> THE TASK
Scan the entries for the string "ngon" and give the number of lines that have it, nothing further.

> SUPPLIED MATERIAL
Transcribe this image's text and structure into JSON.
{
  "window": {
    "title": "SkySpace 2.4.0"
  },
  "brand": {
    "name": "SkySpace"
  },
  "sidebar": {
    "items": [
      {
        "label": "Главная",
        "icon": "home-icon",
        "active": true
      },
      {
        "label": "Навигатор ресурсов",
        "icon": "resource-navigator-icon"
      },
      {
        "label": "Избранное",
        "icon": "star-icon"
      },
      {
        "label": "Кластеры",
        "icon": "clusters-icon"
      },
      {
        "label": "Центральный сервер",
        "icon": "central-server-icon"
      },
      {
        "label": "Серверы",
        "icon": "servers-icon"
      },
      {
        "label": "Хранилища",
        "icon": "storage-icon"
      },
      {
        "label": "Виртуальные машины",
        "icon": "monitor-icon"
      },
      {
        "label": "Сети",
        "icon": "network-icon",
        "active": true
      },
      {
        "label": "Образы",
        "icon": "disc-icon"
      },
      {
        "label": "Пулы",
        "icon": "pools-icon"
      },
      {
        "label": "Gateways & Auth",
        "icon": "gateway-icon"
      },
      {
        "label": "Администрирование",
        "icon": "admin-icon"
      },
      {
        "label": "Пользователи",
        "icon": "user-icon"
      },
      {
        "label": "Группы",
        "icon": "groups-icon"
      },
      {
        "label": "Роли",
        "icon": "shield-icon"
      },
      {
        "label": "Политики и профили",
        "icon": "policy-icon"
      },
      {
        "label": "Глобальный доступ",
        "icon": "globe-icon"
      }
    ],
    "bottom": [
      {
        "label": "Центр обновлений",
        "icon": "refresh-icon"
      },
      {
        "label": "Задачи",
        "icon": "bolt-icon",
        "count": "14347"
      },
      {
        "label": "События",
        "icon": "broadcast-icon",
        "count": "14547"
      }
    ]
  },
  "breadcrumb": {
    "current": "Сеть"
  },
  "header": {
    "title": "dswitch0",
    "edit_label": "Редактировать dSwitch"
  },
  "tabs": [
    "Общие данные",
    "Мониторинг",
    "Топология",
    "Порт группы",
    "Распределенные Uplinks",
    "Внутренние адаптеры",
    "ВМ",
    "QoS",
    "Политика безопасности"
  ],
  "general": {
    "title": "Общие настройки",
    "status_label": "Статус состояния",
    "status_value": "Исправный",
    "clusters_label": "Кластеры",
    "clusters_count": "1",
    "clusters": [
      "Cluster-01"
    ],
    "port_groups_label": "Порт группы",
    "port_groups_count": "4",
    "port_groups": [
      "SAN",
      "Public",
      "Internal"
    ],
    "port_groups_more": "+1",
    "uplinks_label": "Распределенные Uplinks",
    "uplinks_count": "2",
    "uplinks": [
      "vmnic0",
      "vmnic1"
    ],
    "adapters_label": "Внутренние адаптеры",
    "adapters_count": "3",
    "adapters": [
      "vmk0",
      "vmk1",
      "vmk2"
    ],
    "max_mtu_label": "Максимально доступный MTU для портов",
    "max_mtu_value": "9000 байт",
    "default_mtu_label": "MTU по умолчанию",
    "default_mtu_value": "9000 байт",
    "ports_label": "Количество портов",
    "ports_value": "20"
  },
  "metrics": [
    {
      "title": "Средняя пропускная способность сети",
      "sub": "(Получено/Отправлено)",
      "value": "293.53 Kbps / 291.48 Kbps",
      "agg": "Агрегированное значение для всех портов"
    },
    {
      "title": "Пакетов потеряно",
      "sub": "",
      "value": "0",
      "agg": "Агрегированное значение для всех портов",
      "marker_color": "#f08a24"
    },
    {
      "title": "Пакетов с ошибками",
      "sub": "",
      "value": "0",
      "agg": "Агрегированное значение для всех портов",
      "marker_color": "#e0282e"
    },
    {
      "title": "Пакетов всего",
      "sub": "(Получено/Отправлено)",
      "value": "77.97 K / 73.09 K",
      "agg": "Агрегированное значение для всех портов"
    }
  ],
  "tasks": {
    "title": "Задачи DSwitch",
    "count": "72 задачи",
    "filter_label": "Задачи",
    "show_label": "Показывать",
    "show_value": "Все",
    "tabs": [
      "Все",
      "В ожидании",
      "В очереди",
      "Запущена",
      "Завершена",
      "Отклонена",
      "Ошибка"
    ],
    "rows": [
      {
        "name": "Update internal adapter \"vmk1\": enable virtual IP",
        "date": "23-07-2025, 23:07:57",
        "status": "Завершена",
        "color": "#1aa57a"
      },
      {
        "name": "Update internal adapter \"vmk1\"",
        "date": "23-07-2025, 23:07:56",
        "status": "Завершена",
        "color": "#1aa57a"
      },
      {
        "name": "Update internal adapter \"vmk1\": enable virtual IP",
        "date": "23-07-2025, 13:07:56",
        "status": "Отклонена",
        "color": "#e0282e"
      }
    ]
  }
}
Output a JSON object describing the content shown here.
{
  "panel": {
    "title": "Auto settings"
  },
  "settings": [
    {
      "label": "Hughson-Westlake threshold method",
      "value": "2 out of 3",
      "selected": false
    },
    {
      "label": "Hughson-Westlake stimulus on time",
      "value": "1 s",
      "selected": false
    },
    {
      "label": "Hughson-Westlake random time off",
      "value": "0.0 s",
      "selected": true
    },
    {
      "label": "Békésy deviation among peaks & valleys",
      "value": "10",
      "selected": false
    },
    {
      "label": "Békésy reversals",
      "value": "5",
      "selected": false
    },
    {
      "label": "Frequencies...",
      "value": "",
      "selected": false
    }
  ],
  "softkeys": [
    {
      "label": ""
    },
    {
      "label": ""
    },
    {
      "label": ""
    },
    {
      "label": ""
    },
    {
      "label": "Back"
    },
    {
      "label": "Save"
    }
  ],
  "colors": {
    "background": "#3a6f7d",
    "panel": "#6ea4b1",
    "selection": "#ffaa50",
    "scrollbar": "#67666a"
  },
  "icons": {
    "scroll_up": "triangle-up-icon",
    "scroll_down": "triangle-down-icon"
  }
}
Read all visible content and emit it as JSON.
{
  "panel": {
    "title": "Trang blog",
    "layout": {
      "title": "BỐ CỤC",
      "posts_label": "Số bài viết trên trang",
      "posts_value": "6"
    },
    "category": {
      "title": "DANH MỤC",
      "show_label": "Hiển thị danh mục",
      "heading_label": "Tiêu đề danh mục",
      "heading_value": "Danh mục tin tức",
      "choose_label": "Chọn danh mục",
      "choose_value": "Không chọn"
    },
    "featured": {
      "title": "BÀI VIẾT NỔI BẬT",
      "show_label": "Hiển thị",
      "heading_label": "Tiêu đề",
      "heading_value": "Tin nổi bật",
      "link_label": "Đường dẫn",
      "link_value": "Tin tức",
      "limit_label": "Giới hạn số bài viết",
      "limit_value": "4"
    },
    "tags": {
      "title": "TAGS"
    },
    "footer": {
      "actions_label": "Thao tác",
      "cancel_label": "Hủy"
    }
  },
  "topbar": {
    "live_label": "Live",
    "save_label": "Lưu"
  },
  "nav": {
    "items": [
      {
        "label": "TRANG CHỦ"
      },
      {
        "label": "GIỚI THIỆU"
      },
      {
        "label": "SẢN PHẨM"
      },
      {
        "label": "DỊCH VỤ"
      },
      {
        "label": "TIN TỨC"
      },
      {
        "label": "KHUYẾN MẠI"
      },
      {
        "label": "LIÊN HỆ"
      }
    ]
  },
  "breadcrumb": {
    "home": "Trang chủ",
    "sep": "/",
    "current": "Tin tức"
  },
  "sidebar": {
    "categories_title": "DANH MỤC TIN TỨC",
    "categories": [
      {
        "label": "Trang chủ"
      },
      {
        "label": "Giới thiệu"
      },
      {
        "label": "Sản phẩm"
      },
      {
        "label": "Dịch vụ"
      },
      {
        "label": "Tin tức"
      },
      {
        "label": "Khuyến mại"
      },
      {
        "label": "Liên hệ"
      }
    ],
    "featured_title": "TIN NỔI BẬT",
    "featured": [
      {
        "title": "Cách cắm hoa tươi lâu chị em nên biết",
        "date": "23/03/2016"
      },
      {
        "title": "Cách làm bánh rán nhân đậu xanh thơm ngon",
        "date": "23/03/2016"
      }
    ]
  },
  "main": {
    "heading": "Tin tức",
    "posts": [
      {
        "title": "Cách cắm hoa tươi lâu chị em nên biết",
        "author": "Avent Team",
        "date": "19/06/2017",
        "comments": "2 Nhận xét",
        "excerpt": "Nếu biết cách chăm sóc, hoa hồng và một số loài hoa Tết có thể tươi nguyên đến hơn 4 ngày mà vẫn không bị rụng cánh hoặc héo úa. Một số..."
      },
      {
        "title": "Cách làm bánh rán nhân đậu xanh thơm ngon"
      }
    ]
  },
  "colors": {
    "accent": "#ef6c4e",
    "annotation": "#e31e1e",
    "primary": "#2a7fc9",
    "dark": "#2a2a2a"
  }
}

> SOLVED PROBLEM
2